── EXTRACT TO READ ──

Sunday, October 20, 2013


Silver is one of the best known of the precious metals and occurs both as “native silver” and as a component in a variety of minerals.  I have a note stuck away somewhere that lists something like 40 different minerals that contain silver in their chemical composition.  Some of these minerals have less than 10% silver (i.e. boleite) while others such as acanthite have nearly 90% Ag (molecular weight).  It appears that even “native” silver is usually mixed with minor amounts of gold (electrum), antimony, arsenic, mercury and often copper (half-breed).  Crystals of “native” silver are quite rare and most often the mineral appears as massive, wiry, or as small gains.

Metallic and adamantine crystals of pyrargyrite on a quartz base with a few solitary and terminated quartz crystals.  Width of specimen ~2.2 cm.

───
── DATASET EXCERPTS ──

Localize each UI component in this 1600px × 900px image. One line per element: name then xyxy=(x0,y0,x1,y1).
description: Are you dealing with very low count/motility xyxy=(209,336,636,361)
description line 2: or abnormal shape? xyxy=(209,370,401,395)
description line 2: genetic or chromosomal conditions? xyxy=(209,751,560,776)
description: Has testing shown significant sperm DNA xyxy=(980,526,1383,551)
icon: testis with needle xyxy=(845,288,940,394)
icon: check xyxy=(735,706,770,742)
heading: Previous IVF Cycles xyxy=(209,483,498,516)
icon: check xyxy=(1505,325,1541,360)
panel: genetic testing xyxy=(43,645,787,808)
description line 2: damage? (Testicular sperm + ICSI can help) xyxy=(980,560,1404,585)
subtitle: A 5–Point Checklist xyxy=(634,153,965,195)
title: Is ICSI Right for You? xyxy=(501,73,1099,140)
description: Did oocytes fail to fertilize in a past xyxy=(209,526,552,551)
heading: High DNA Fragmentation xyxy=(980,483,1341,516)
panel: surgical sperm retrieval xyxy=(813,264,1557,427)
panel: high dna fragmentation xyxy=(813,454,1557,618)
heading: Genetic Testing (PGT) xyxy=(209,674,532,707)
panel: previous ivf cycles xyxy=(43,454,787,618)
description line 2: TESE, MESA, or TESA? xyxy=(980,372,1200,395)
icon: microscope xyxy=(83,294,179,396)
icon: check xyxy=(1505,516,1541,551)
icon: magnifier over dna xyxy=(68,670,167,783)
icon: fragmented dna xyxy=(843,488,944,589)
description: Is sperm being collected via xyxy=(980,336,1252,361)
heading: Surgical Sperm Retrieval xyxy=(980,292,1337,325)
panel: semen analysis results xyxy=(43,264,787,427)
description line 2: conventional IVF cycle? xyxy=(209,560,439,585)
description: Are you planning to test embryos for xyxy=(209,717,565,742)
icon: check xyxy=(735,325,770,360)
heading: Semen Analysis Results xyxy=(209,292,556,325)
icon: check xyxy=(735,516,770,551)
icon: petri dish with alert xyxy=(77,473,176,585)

───

## EXERCISE REQUIREMENTS
[1] In the post on silver minerals, which mineral has nearly 90% silver?
[2] Pick up the post on silver minerals after its final sentence and carry it on.

## ANSWERS TO THE EXERCISE
[1] Acanthite.

[2]
Among the silver minerals there are several that form rather beautiful colored crystals.  For example, boleite is a halide (with Ag) that crystalizes as deep blue cubes.  I have examples of two silver minerals that are both known as “ruby silver”: pyrargyrite (dark ruby silver) and proustite (light ruby silver); both are sulfosalts (rather rare minerals containing two or more metals plus sulfur or selenium).  Pyrargyrite is a silver antimony sulfide (Ag3SbS3) and is isomorphous (both are end members of a solid solution series) with the silver arsenic sulfide proustite (Ag3AsS3).  Both minerals resemble each other however they rarely “mix” with each other.  That is, pyrargyrite contains little As and proustite contains little Sb---there do not seem to be middle members in the solid solution series.   

Photomicrograph showing individual pyrargyrite crystals.  The striations may be twinning planes.  Width of photo ~8 mm.

Pyrargyrite is usually a gray to gray-black mineral with a metallic luster and is quite soft (~2.5); cleavage is indistinct and the fracture conchoidal.  It has a purple-reddish streak.  The name dark ruby silver comes from the fact that very thins pieces of broken minerals show a translucent ruby-red color.  If crystalline, the individuals are hexagonal prisms. With continued exposure to light the crystals continue to darken.

Photomicrograph of pyrargyrite with arrows pointing to ruby-red color of small crystals.  Width of photo ~8 mm.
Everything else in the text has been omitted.